- What needs to be done:
Answer these questions from the text on using humor in speeches, each on its own line:
1. What does the writer say they will no longer fight for?
2. Besides letting an audience relax, what does a joke delivered with confidence give the speaker?
3. What has the writer's wife finally convinced them of?

- Given text:
· · · · · · ·
If your speaker can’t tell a joke to save their life, then don’t make them. If they can’t make an offhand remark sound anything but stilted and rehearsed, don’t make them deliver one. If their strength is anecdotes concluding with a wry observation more likely to inspire a chuckle than a guffaw, then write those. Play to your speaker’s strengths.

Respect your speaker’s comfort zone.

Sometimes there are instances when I’ll push a speaker, but I won’t fight for a joke—not anymore. Just a note of unease is enough to make an audience lose confidence in the joke, and once that happens, confidence in the speaker is next to go.

Conversely, a joke delivered with confidence lets an audience relax, feeling as though they’re in good hands, and gives your speaker a welcome burst of positive energy.

Respect your audience’s comfort zone.

Humor often pushes boundaries, helping you to move an audience to see things in a new way. It’s probably the most powerful way to break down walls between speaker and listener.

As powerful as that is, it’s also dangerous; push just a little too far, and instead of laughter and self-revelation, you’ll get silence broken only by the rustle of awkward squirming. Push any further, and it’s torches and pitchforks-or, worse, hostile tweets.

Know your audience’s sense of humor.

Comedians know that material that kills with a college crowd might well get cricket noises in Las Vegas, and vice versa. Keep the tone and language consistent with your speaker’s sense of humor.

Use reference points that they’ll relate to: pop culture jokes that reflect the music, TV and other entertainment media they watch and listen to, for example. (My wife has finally convinced me that many 20-somethings aren’t conversant with the “Friends” oeuvre. Tragic.)

Fit the occasion.

You want your joke to fit your speech well. Too many speakers, told to open with a joke, shoehorn in something about a farmer and a prairie dog on a golf course.
· · · · · · ·
- Material supplied:
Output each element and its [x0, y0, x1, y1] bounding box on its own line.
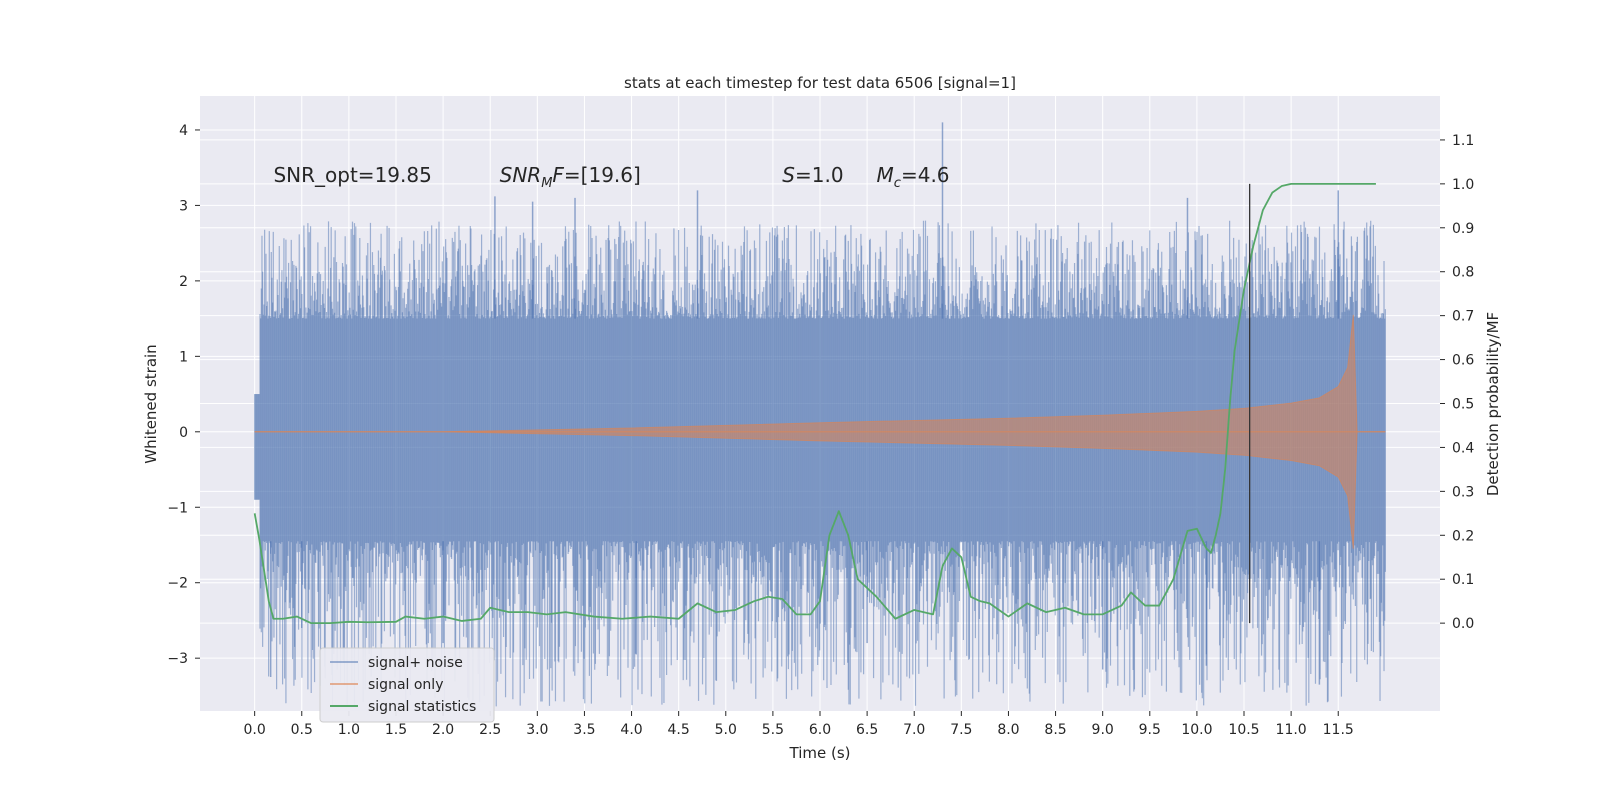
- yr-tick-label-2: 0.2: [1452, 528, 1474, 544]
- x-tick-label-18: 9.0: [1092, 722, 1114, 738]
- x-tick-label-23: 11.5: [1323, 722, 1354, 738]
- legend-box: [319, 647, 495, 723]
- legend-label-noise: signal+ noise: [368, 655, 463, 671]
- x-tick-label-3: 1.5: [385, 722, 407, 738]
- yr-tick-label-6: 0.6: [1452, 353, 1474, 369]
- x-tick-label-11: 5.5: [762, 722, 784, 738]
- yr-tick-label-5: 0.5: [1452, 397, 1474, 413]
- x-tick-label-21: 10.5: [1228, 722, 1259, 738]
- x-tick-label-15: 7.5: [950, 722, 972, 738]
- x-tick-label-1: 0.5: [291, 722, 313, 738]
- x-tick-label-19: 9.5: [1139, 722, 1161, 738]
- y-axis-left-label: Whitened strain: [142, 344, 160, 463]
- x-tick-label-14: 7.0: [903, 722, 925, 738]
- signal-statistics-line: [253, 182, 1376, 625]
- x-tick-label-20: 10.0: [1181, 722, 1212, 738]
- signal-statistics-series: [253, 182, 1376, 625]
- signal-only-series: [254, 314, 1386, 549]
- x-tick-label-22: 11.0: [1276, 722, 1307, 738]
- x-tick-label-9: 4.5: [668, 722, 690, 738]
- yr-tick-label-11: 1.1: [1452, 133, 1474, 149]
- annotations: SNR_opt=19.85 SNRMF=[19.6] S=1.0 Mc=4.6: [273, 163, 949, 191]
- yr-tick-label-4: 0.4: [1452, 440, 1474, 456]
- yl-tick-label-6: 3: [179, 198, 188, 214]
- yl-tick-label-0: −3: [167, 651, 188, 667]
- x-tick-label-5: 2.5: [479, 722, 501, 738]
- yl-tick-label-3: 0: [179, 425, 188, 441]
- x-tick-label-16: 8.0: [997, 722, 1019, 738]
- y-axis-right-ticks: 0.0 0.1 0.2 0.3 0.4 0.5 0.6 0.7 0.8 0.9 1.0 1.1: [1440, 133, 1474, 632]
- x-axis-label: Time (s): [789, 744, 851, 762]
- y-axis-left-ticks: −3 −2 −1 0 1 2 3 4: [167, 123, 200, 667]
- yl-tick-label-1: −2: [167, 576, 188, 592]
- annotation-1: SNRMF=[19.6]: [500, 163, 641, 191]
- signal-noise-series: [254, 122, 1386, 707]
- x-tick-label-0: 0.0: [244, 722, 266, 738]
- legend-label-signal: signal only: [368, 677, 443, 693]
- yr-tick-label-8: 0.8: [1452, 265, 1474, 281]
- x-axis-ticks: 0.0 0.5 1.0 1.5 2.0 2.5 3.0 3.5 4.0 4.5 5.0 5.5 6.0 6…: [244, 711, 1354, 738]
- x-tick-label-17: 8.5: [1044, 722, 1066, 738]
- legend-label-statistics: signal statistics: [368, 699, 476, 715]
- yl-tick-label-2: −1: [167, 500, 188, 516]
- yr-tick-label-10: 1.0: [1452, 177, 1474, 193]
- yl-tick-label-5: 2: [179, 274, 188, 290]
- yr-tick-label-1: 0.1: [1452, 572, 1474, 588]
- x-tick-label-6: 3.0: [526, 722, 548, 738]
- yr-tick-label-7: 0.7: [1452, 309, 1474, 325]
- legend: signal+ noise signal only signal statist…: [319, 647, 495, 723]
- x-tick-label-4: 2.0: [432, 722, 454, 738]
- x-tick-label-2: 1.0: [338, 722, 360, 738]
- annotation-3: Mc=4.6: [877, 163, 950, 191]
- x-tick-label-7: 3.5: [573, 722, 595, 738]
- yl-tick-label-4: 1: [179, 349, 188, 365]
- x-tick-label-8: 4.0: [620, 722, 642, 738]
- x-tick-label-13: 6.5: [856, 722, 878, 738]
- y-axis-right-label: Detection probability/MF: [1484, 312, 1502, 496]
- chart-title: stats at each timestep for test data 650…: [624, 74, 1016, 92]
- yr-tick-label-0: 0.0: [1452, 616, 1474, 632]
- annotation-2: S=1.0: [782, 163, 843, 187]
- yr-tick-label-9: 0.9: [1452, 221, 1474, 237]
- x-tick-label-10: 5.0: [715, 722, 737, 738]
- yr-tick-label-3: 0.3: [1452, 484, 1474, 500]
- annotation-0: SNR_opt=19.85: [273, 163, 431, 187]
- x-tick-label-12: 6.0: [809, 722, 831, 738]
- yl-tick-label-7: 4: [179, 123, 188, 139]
· · · · · · ·
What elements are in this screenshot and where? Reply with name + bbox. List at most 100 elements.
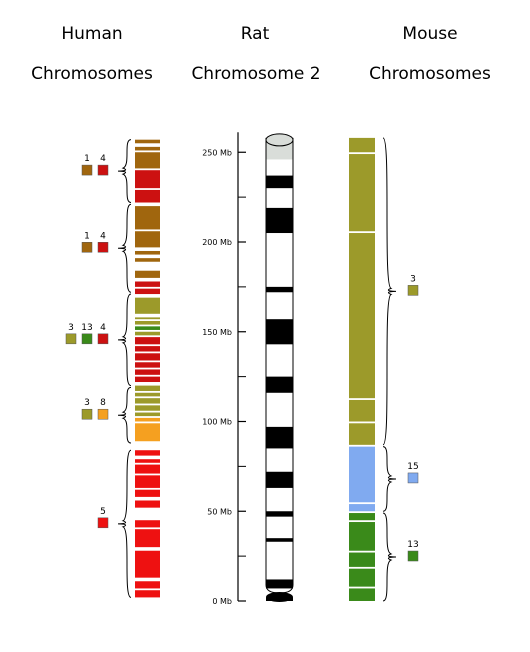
· · · · · · ·
- Response to this task:
1. A joke.
2. A welcome burst of positive energy.
3. That many 20-somethings aren't conversant with the "Friends" oeuvre.